JOB: In the data below, find every line that has the string "участок", and copy it.

RECORD EXTRACTS:

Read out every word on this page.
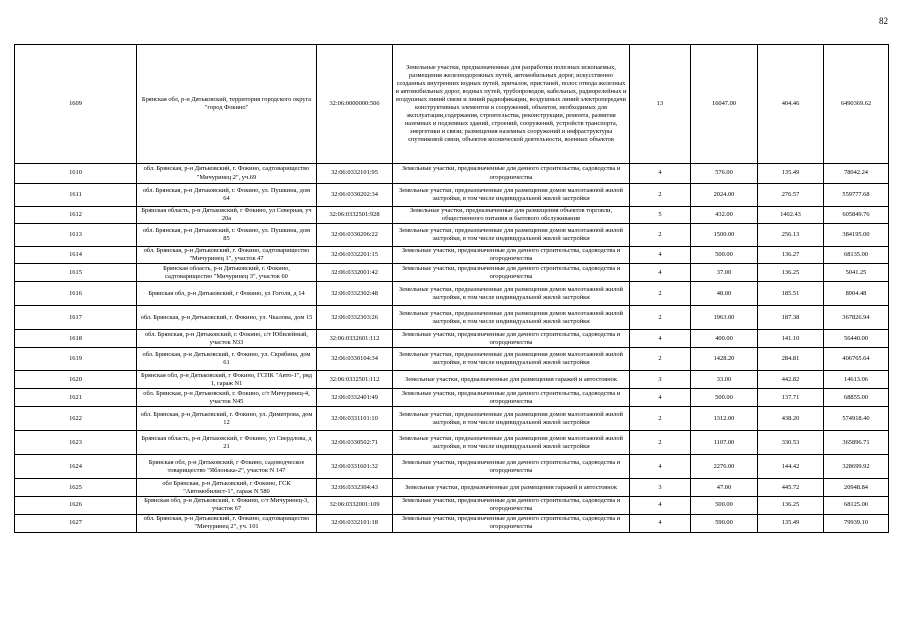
82
1609	Брянская обл, р-н Дятьковский, территория городского округа "город Фокино"	32:06:0000000:506	Земельные участки, предназначенные для разработки полезных ископаемых, размещения железнодорожных путей, автомобильных дорог, искусственно созданных внутренних водных путей, причалов, пристаней, полос отвода железных и автомобильных дорог, водных путей, трубопроводов, кабельных, радиорелейных и воздушных линий связи и линий радиофикации, воздушных линий электропередачи конструктивных элементов и сооружений, объектов, необходимых для эксплуатации,содержания, строительства, реконструкции, ремонта, развития наземных и подземных зданий, строений, сооружений, устройств транспорта, энергетики и связи; размещения наземных сооружений и инфраструктуры спутниковой связи, объектов космической деятельности, военных объектов	13	16047.00	404.46	6490369.62
1610	обл. Брянская, р-н Дятьковский, г. Фокино, садтоварищество "Мичуринец 2", уч.69	32:06:0332101:95	Земельные участки, предназначенные для дачного строительства, садоводства и огородничества	4	576.00	135.49	78042.24
1611	обл. Брянская, р-н Дятьковский, г. Фокино, ул. Пушкина, дом 64	32:06:0330202:34	Земельные участки, предназначенные для размещения домов малоэтажной жилой застройки, в том числе индивидуальной жилой застройки	2	2024.00	276.57	559777.68
1612	Брянская область, р-н Дятьковский, г Фокино, ул Северная, уч 20а	32:06:0332501:928	Земельные участки, предназначенные для размещения объектов торговли, общественного питания и бытового обслуживания	5	432.00	1402.43	605849.76
1613	обл. Брянская, р-н Дятьковский, г. Фокино, ул. Пушкина, дом 85	32:06:0330206:22	Земельные участки, предназначенные для размещения домов малоэтажной жилой застройки, в том числе индивидуальной жилой застройки	2	1500.00	256.13	384195.00
1614	обл. Брянская, р-н Дятьковский, г. Фокино, садтоварищество "Мичуринец 1", участок 47	32:06:0332201:15	Земельные участки, предназначенные для дачного строительства, садоводства и огородничества	4	500.00	136.27	68135.00
1615	Брянская область, р-н Дятьковский, г. Фокино, садтоварищество "Мичуринец 3", участок 60	32:06:0332001:42	Земельные участки, предназначенные для дачного строительства, садоводства и огородничества	4	37.00	136.25	5041.25
1616	Брянская обл, р-н Дятьковский, г Фокино, ул Гоголя, д 14	32:06:0332302:48	Земельные участки, предназначенные для размещения домов малоэтажной жилой застройки, в том числе индивидуальной жилой застройки	2	48.00	185.51	8904.48
1617	обл. Брянская, р-н Дятьковский, г. Фокино, ул. Чкалова, дом 15	32:06:0332303:26	Земельные участки, предназначенные для размещения домов малоэтажной жилой застройки, в том числе индивидуальной жилой застройки	2	1963.00	187.38	367826.94
1618	обл. Брянская, р-н Дятьковский, г. Фокино, с/т Юбилейный, участок N33	32:06:0332601:112	Земельные участки, предназначенные для дачного строительства, садоводства и огородничества	4	400.00	141.10	56440.00
1619	обл. Брянская, р-н Дятьковский, г. Фокино, ул. Скрябина, дом 61	32:06:0330104:34	Земельные участки, предназначенные для размещения домов малоэтажной жилой застройки, в том числе индивидуальной жилой застройки	2	1428.20	284.81	406765.64
1620	Брянская обл, р-н Дятьковский, г Фокино, ГСПК "Авто-1", ряд 1, гараж N1	32:06:0332501:112	Земельные участки, предназначенные для размещения гаражей и автостоянок	3	33.00	442.82	14613.06
1621	обл. Брянская, р-н Дятьковский, г. Фокино, с/т Мичуринец-4, участок N45	32:06:0332401:49	Земельные участки, предназначенные для дачного строительства, садоводства и огородничества	4	500.00	137.71	68855.00
1622	обл. Брянская, р-н Дятьковский, г. Фокино, ул. Димитрова, дом 12	32:06:0331101:10	Земельные участки, предназначенные для размещения домов малоэтажной жилой застройки, в том числе индивидуальной жилой застройки	2	1312.00	438.20	574918.40
1623	Брянская область, р-н Дятьковский, г Фокино, ул Свердлова, д 21	32:06:0330502:71	Земельные участки, предназначенные для размещения домов малоэтажной жилой застройки, в том числе индивидуальной жилой застройки	2	1107.00	330.53	365896.71
1624	Брянская обл, р-н Дятьковский, г Фокино, садоводческое товарищество "Яблонька-2", участок N 147	32:06:0331601:32	Земельные участки, предназначенные для дачного строительства, садоводства и огородничества	4	2276.00	144.42	328699.92
1625	обл Брянская, р-н Дятьковский, г Фокино, ГСК "Автомобилист-1", гараж N 580	32:06:0332304:43	Земельные участки, предназначенные для размещения гаражей и автостоянок	3	47.00	445.72	20948.84
1626	Брянская обл, р-н Дятьковский, г. Фокино, с/т Мичуринец-3, участок 67	32:06:0332001:109	Земельные участки, предназначенные для дачного строительства, садоводства и огородничества	4	500.00	136.25	68125.00
1627	обл. Брянская, р-н Дятьковский, г. Фокино, садтоварищество "Мичуринец 2", уч. 101	32:06:0332101:18	Земельные участки, предназначенные для дачного строительства, садоводства и огородничества	4	590.00	135.49	79939.10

SOLUTION FOR THIS TASK:
1614	обл. Брянская, р-н Дятьковский, г. Фокино, садтоварищество "Мичуринец 1", участок 47	32:06:0332201:15	Земельные участки, предназначенные для дачного строительства, садоводства и огородничества	4	500.00	136.27	68135.00
1615	Брянская область, р-н Дятьковский, г. Фокино, садтоварищество "Мичуринец 3", участок 60	32:06:0332001:42	Земельные участки, предназначенные для дачного строительства, садоводства и огородничества	4	37.00	136.25	5041.25
1618	обл. Брянская, р-н Дятьковский, г. Фокино, с/т Юбилейный, участок N33	32:06:0332601:112	Земельные участки, предназначенные для дачного строительства, садоводства и огородничества	4	400.00	141.10	56440.00
1621	обл. Брянская, р-н Дятьковский, г. Фокино, с/т Мичуринец-4, участок N45	32:06:0332401:49	Земельные участки, предназначенные для дачного строительства, садоводства и огородничества	4	500.00	137.71	68855.00
1624	Брянская обл, р-н Дятьковский, г Фокино, садоводческое товарищество "Яблонька-2", участок N 147	32:06:0331601:32	Земельные участки, предназначенные для дачного строительства, садоводства и огородничества	4	2276.00	144.42	328699.92
1626	Брянская обл, р-н Дятьковский, г. Фокино, с/т Мичуринец-3, участок 67	32:06:0332001:109	Земельные участки, предназначенные для дачного строительства, садоводства и огородничества	4	500.00	136.25	68125.00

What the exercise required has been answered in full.